Task requirements >>
Extract all of the entries and give them again, word for word.

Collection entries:
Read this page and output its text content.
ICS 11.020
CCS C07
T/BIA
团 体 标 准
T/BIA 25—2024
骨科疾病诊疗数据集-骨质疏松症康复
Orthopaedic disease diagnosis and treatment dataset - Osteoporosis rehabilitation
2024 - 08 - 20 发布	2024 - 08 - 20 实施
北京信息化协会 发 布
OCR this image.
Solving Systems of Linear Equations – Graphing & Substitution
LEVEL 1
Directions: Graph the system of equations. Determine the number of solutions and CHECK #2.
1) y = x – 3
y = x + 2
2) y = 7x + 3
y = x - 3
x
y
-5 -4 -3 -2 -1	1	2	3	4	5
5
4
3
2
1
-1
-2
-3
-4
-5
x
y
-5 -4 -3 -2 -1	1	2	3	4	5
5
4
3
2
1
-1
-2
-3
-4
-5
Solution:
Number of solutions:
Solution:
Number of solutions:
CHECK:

Result of this task >>
Read this page and output its text content.
ICS 11.020
CCS C07
T/BIA
团 体 标 准
T/BIA 25—2024
骨科疾病诊疗数据集-骨质疏松症康复
Orthopaedic disease diagnosis and treatment dataset - Osteoporosis rehabilitation
2024 - 08 - 20 发布	2024 - 08 - 20 实施
北京信息化协会 发 布
OCR this image.
Solving Systems of Linear Equations – Graphing & Substitution
LEVEL 1
Directions: Graph the system of equations. Determine the number of solutions and CHECK #2.
1) y = x – 3
y = x + 2
2) y = 7x + 3
y = x - 3
x
y
-5 -4 -3 -2 -1	1	2	3	4	5
5
4
3
2
1
-1
-2
-3
-4
-5
x
y
-5 -4 -3 -2 -1	1	2	3	4	5
5
4
3
2
1
-1
-2
-3
-4
-5
Solution:
Number of solutions:
Solution:
Number of solutions:
CHECK:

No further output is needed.